◆ **Task goal**: Which lines contain the word "Sept"? Return each of them as written.

# start of Material for the task

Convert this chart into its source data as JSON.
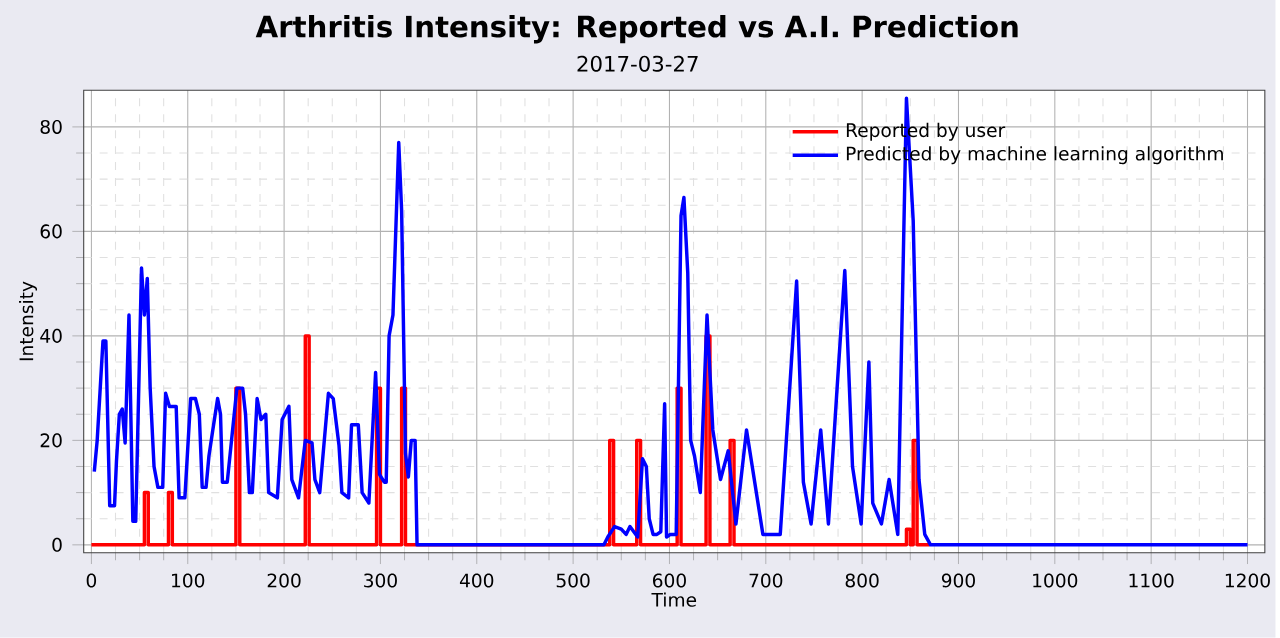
{
  "chart_data": {
    "type": "line",
    "title": "Arthritis Intensity: Reported vs A.I. Prediction",
    "subtitle": "2017-03-27",
    "xlabel": "Time",
    "ylabel": "Intensity",
    "xlim": [
      -8,
      1218
    ],
    "ylim": [
      -1.5,
      87
    ],
    "xticks": [
      0,
      100,
      200,
      300,
      400,
      500,
      600,
      700,
      800,
      900,
      1000,
      1100,
      1200
    ],
    "yticks": [
      0,
      20,
      40,
      60,
      80
    ],
    "grid": true,
    "legend": "top right",
    "marker": "none",
    "line_style": "solid",
    "series": [
      {
        "name": "Reported by user",
        "color": "#ff0000",
        "x": [
          0,
          55,
          55,
          59,
          59,
          80,
          80,
          84,
          84,
          150,
          150,
          154,
          154,
          222,
          222,
          226,
          226,
          296,
          296,
          300,
          300,
          322,
          322,
          326,
          326,
          538,
          538,
          542,
          542,
          566,
          566,
          570,
          570,
          608,
          608,
          612,
          612,
          638,
          638,
          642,
          642,
          663,
          663,
          667,
          667,
          846,
          846,
          850,
          850,
          853,
          853,
          857,
          857,
          870
        ],
        "values": [
          0,
          0,
          10,
          10,
          0,
          0,
          10,
          10,
          0,
          0,
          30,
          30,
          0,
          0,
          40,
          40,
          0,
          0,
          30,
          30,
          0,
          0,
          30,
          30,
          0,
          0,
          20,
          20,
          0,
          0,
          20,
          20,
          0,
          0,
          30,
          30,
          0,
          0,
          40,
          40,
          0,
          0,
          20,
          20,
          0,
          0,
          3,
          3,
          0,
          0,
          20,
          20,
          0,
          0
        ]
      },
      {
        "name": "Predicted by machine learning algorithm",
        "color": "#0000ff",
        "x": [
          3,
          6,
          12,
          15,
          19,
          24,
          26,
          29,
          32,
          35,
          39,
          43,
          46,
          52,
          55,
          58,
          61,
          65,
          69,
          74,
          77,
          81,
          88,
          91,
          97,
          103,
          108,
          112,
          115,
          119,
          122,
          126,
          131,
          134,
          136,
          141,
          151,
          157,
          160,
          164,
          167,
          172,
          176,
          181,
          184,
          193,
          198,
          205,
          208,
          215,
          222,
          229,
          232,
          237,
          246,
          251,
          257,
          260,
          267,
          270,
          277,
          281,
          288,
          295,
          299,
          304,
          306,
          309,
          313,
          319,
          322,
          326,
          329,
          332,
          336,
          338,
          532,
          536,
          543,
          550,
          555,
          559,
          563,
          567,
          572,
          576,
          579,
          583,
          587,
          591,
          595,
          597,
          601,
          607,
          612,
          615,
          619,
          622,
          626,
          632,
          639,
          645,
          653,
          661,
          669,
          680,
          697,
          715,
          732,
          739,
          747,
          757,
          765,
          774,
          782,
          790,
          799,
          807,
          811,
          820,
          828,
          837,
          846,
          853,
          859,
          865,
          871,
          1200
        ],
        "values": [
          14,
          20,
          39,
          39,
          7.5,
          7.5,
          16,
          25,
          26,
          19.5,
          44,
          4.5,
          4.5,
          53,
          44,
          51,
          30,
          15,
          11,
          11,
          29,
          26.5,
          26.5,
          9,
          9,
          28,
          28,
          25,
          11,
          11,
          17,
          22,
          28,
          25,
          12,
          12,
          30,
          30,
          25,
          10,
          10,
          28,
          24,
          25,
          10,
          9,
          24,
          26.5,
          12.5,
          9,
          20,
          19.5,
          12.5,
          10,
          29,
          28,
          19,
          10,
          9,
          23,
          23,
          10,
          8,
          33,
          13.5,
          12,
          12,
          40,
          44,
          77,
          64,
          17.5,
          13,
          20,
          20,
          0,
          0,
          1.5,
          3.5,
          3,
          2,
          3.5,
          2.5,
          1.5,
          16.5,
          15,
          5,
          2,
          2,
          2.5,
          27,
          1.5,
          2,
          2,
          63,
          66.5,
          52,
          20,
          17,
          10,
          44,
          22,
          12.5,
          18,
          4,
          22,
          2,
          2,
          50.5,
          12,
          4,
          22,
          4,
          30,
          52.5,
          15,
          4,
          35,
          8,
          4,
          12.5,
          2,
          85.5,
          62,
          12.5,
          2,
          0,
          0
        ]
      }
    ]
  }
}
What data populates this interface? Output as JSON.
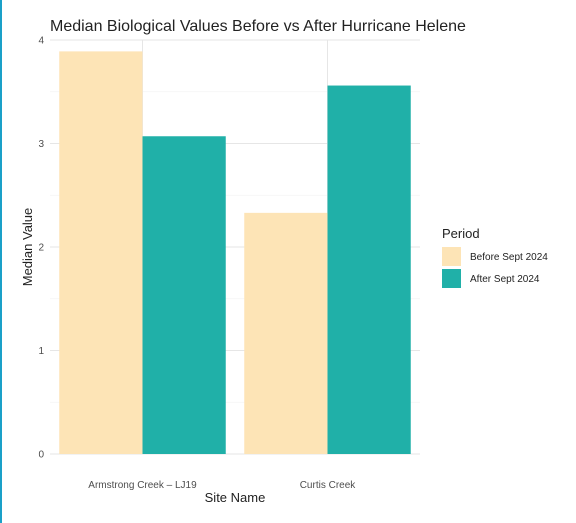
{
  "chart_data": {
    "type": "bar",
    "title": "Median Biological Values Before vs After Hurricane Helene",
    "xlabel": "Site Name",
    "ylabel": "Median Value",
    "categories": [
      "Armstrong Creek – LJ19",
      "Curtis Creek"
    ],
    "series": [
      {
        "name": "Before Sept 2024",
        "color": "#fde4b6",
        "values": [
          3.89,
          2.33
        ]
      },
      {
        "name": "After Sept 2024",
        "color": "#20b0a8",
        "values": [
          3.07,
          3.56
        ]
      }
    ],
    "ylim": [
      0,
      4
    ],
    "yticks": [
      0,
      1,
      2,
      3,
      4
    ],
    "grid": true,
    "legend": {
      "title": "Period",
      "placement": "right"
    }
  }
}
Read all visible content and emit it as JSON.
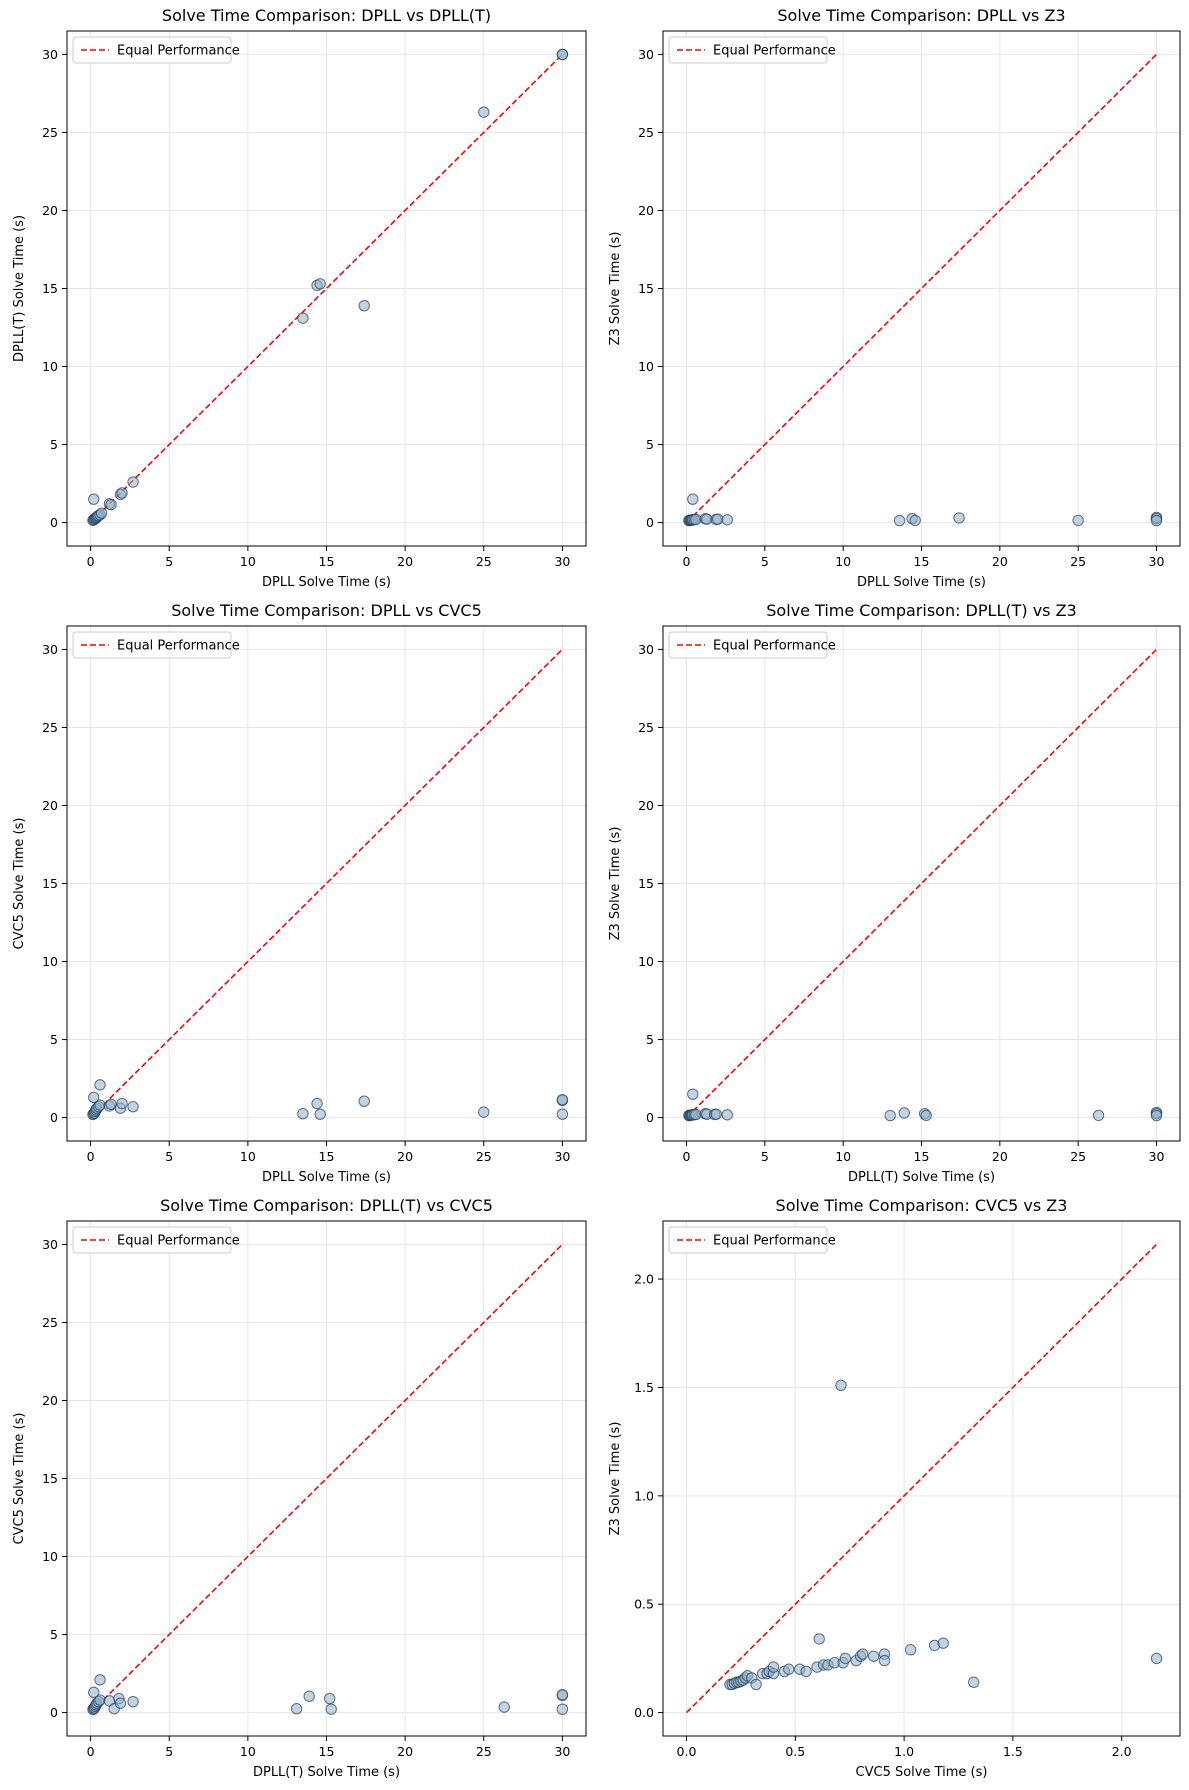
{
  "chart_data": [
    {
      "type": "scatter",
      "title": "Solve Time Comparison: DPLL vs DPLL(T)",
      "xlabel": "DPLL Solve Time (s)",
      "ylabel": "DPLL(T) Solve Time (s)",
      "xlim": [
        -1.5,
        31.5
      ],
      "ylim": [
        -1.5,
        31.5
      ],
      "xticks": [
        0,
        5,
        10,
        15,
        20,
        25,
        30
      ],
      "yticks": [
        0,
        5,
        10,
        15,
        20,
        25,
        30
      ],
      "legend": "Equal Performance",
      "diagonal": [
        0,
        30
      ],
      "points": [
        [
          0.15,
          0.15
        ],
        [
          0.2,
          0.18
        ],
        [
          0.25,
          0.22
        ],
        [
          0.3,
          0.28
        ],
        [
          0.35,
          0.3
        ],
        [
          0.4,
          0.35
        ],
        [
          0.45,
          0.4
        ],
        [
          0.5,
          0.45
        ],
        [
          0.6,
          0.5
        ],
        [
          0.7,
          0.6
        ],
        [
          0.2,
          1.5
        ],
        [
          1.2,
          1.2
        ],
        [
          1.3,
          1.15
        ],
        [
          1.9,
          1.8
        ],
        [
          2.0,
          1.9
        ],
        [
          2.7,
          2.6
        ],
        [
          13.5,
          13.1
        ],
        [
          14.4,
          15.2
        ],
        [
          14.6,
          15.3
        ],
        [
          17.4,
          13.9
        ],
        [
          25.0,
          26.3
        ],
        [
          30.0,
          30.0
        ],
        [
          30.0,
          30.0
        ]
      ]
    },
    {
      "type": "scatter",
      "title": "Solve Time Comparison: DPLL vs Z3",
      "xlabel": "DPLL Solve Time (s)",
      "ylabel": "Z3 Solve Time (s)",
      "xlim": [
        -1.5,
        31.5
      ],
      "ylim": [
        -1.5,
        31.5
      ],
      "xticks": [
        0,
        5,
        10,
        15,
        20,
        25,
        30
      ],
      "yticks": [
        0,
        5,
        10,
        15,
        20,
        25,
        30
      ],
      "legend": "Equal Performance",
      "diagonal": [
        0,
        30
      ],
      "points": [
        [
          0.15,
          0.13
        ],
        [
          0.2,
          0.14
        ],
        [
          0.25,
          0.15
        ],
        [
          0.3,
          0.16
        ],
        [
          0.35,
          0.17
        ],
        [
          0.4,
          0.18
        ],
        [
          0.5,
          0.19
        ],
        [
          0.6,
          0.2
        ],
        [
          0.4,
          1.5
        ],
        [
          1.2,
          0.25
        ],
        [
          1.3,
          0.22
        ],
        [
          1.9,
          0.2
        ],
        [
          2.0,
          0.22
        ],
        [
          2.6,
          0.18
        ],
        [
          13.6,
          0.13
        ],
        [
          14.4,
          0.25
        ],
        [
          14.6,
          0.14
        ],
        [
          17.4,
          0.3
        ],
        [
          25.0,
          0.14
        ],
        [
          30.0,
          0.33
        ],
        [
          30.0,
          0.25
        ],
        [
          30.0,
          0.13
        ]
      ]
    },
    {
      "type": "scatter",
      "title": "Solve Time Comparison: DPLL vs CVC5",
      "xlabel": "DPLL Solve Time (s)",
      "ylabel": "CVC5 Solve Time (s)",
      "xlim": [
        -1.5,
        31.5
      ],
      "ylim": [
        -1.5,
        31.5
      ],
      "xticks": [
        0,
        5,
        10,
        15,
        20,
        25,
        30
      ],
      "yticks": [
        0,
        5,
        10,
        15,
        20,
        25,
        30
      ],
      "legend": "Equal Performance",
      "diagonal": [
        0,
        30
      ],
      "points": [
        [
          0.15,
          0.2
        ],
        [
          0.2,
          0.25
        ],
        [
          0.25,
          0.3
        ],
        [
          0.3,
          0.4
        ],
        [
          0.35,
          0.5
        ],
        [
          0.4,
          0.6
        ],
        [
          0.5,
          0.7
        ],
        [
          0.6,
          0.8
        ],
        [
          0.2,
          1.3
        ],
        [
          0.6,
          2.1
        ],
        [
          1.2,
          0.75
        ],
        [
          1.3,
          0.85
        ],
        [
          1.9,
          0.6
        ],
        [
          2.0,
          0.9
        ],
        [
          2.7,
          0.7
        ],
        [
          13.5,
          0.25
        ],
        [
          14.4,
          0.9
        ],
        [
          14.6,
          0.22
        ],
        [
          17.4,
          1.05
        ],
        [
          25.0,
          0.35
        ],
        [
          30.0,
          1.1
        ],
        [
          30.0,
          1.15
        ],
        [
          30.0,
          0.22
        ]
      ]
    },
    {
      "type": "scatter",
      "title": "Solve Time Comparison: DPLL(T) vs Z3",
      "xlabel": "DPLL(T) Solve Time (s)",
      "ylabel": "Z3 Solve Time (s)",
      "xlim": [
        -1.5,
        31.5
      ],
      "ylim": [
        -1.5,
        31.5
      ],
      "xticks": [
        0,
        5,
        10,
        15,
        20,
        25,
        30
      ],
      "yticks": [
        0,
        5,
        10,
        15,
        20,
        25,
        30
      ],
      "legend": "Equal Performance",
      "diagonal": [
        0,
        30
      ],
      "points": [
        [
          0.15,
          0.13
        ],
        [
          0.2,
          0.14
        ],
        [
          0.25,
          0.15
        ],
        [
          0.3,
          0.16
        ],
        [
          0.35,
          0.17
        ],
        [
          0.4,
          0.18
        ],
        [
          0.5,
          0.19
        ],
        [
          0.6,
          0.2
        ],
        [
          0.4,
          1.5
        ],
        [
          1.2,
          0.25
        ],
        [
          1.3,
          0.22
        ],
        [
          1.8,
          0.2
        ],
        [
          1.9,
          0.22
        ],
        [
          2.6,
          0.18
        ],
        [
          13.0,
          0.13
        ],
        [
          13.9,
          0.3
        ],
        [
          15.2,
          0.25
        ],
        [
          15.3,
          0.14
        ],
        [
          26.3,
          0.14
        ],
        [
          30.0,
          0.33
        ],
        [
          30.0,
          0.25
        ],
        [
          30.0,
          0.13
        ]
      ]
    },
    {
      "type": "scatter",
      "title": "Solve Time Comparison: DPLL(T) vs CVC5",
      "xlabel": "DPLL(T) Solve Time (s)",
      "ylabel": "CVC5 Solve Time (s)",
      "xlim": [
        -1.5,
        31.5
      ],
      "ylim": [
        -1.5,
        31.5
      ],
      "xticks": [
        0,
        5,
        10,
        15,
        20,
        25,
        30
      ],
      "yticks": [
        0,
        5,
        10,
        15,
        20,
        25,
        30
      ],
      "legend": "Equal Performance",
      "diagonal": [
        0,
        30
      ],
      "points": [
        [
          0.15,
          0.2
        ],
        [
          0.2,
          0.25
        ],
        [
          0.25,
          0.3
        ],
        [
          0.3,
          0.4
        ],
        [
          0.35,
          0.5
        ],
        [
          0.4,
          0.6
        ],
        [
          0.5,
          0.7
        ],
        [
          0.6,
          0.8
        ],
        [
          0.2,
          1.3
        ],
        [
          0.6,
          2.1
        ],
        [
          1.2,
          0.75
        ],
        [
          1.5,
          0.25
        ],
        [
          1.8,
          0.9
        ],
        [
          1.9,
          0.6
        ],
        [
          2.7,
          0.7
        ],
        [
          13.1,
          0.25
        ],
        [
          13.9,
          1.05
        ],
        [
          15.2,
          0.9
        ],
        [
          15.3,
          0.22
        ],
        [
          26.3,
          0.35
        ],
        [
          30.0,
          1.1
        ],
        [
          30.0,
          1.15
        ],
        [
          30.0,
          0.22
        ]
      ]
    },
    {
      "type": "scatter",
      "title": "Solve Time Comparison: CVC5 vs Z3",
      "xlabel": "CVC5 Solve Time (s)",
      "ylabel": "Z3 Solve Time (s)",
      "xlim": [
        -0.108,
        2.268
      ],
      "ylim": [
        -0.108,
        2.268
      ],
      "xticks": [
        0.0,
        0.5,
        1.0,
        1.5,
        2.0
      ],
      "yticks": [
        0.0,
        0.5,
        1.0,
        1.5,
        2.0
      ],
      "legend": "Equal Performance",
      "diagonal": [
        0,
        2.16
      ],
      "points": [
        [
          0.2,
          0.13
        ],
        [
          0.21,
          0.13
        ],
        [
          0.22,
          0.135
        ],
        [
          0.23,
          0.14
        ],
        [
          0.24,
          0.14
        ],
        [
          0.25,
          0.145
        ],
        [
          0.26,
          0.15
        ],
        [
          0.27,
          0.16
        ],
        [
          0.28,
          0.17
        ],
        [
          0.3,
          0.16
        ],
        [
          0.32,
          0.13
        ],
        [
          0.35,
          0.18
        ],
        [
          0.37,
          0.18
        ],
        [
          0.38,
          0.19
        ],
        [
          0.4,
          0.18
        ],
        [
          0.4,
          0.21
        ],
        [
          0.45,
          0.19
        ],
        [
          0.47,
          0.2
        ],
        [
          0.52,
          0.2
        ],
        [
          0.55,
          0.19
        ],
        [
          0.6,
          0.21
        ],
        [
          0.61,
          0.34
        ],
        [
          0.63,
          0.22
        ],
        [
          0.65,
          0.22
        ],
        [
          0.68,
          0.23
        ],
        [
          0.72,
          0.23
        ],
        [
          0.73,
          0.25
        ],
        [
          0.71,
          1.51
        ],
        [
          0.78,
          0.24
        ],
        [
          0.8,
          0.26
        ],
        [
          0.81,
          0.27
        ],
        [
          0.86,
          0.26
        ],
        [
          0.91,
          0.27
        ],
        [
          0.91,
          0.24
        ],
        [
          1.03,
          0.29
        ],
        [
          1.14,
          0.31
        ],
        [
          1.18,
          0.32
        ],
        [
          1.32,
          0.14
        ],
        [
          2.16,
          0.25
        ]
      ]
    }
  ],
  "colors": {
    "point_fill": "#8fb0cc",
    "point_edge": "#1f3b57",
    "diagonal": "#ff0000",
    "grid": "#e6e6e6",
    "axes": "#000000"
  }
}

# end of Material for the task

◆ **Exercise answer**:
        "name": "Before Sept 2024",
        "name": "After Sept 2024",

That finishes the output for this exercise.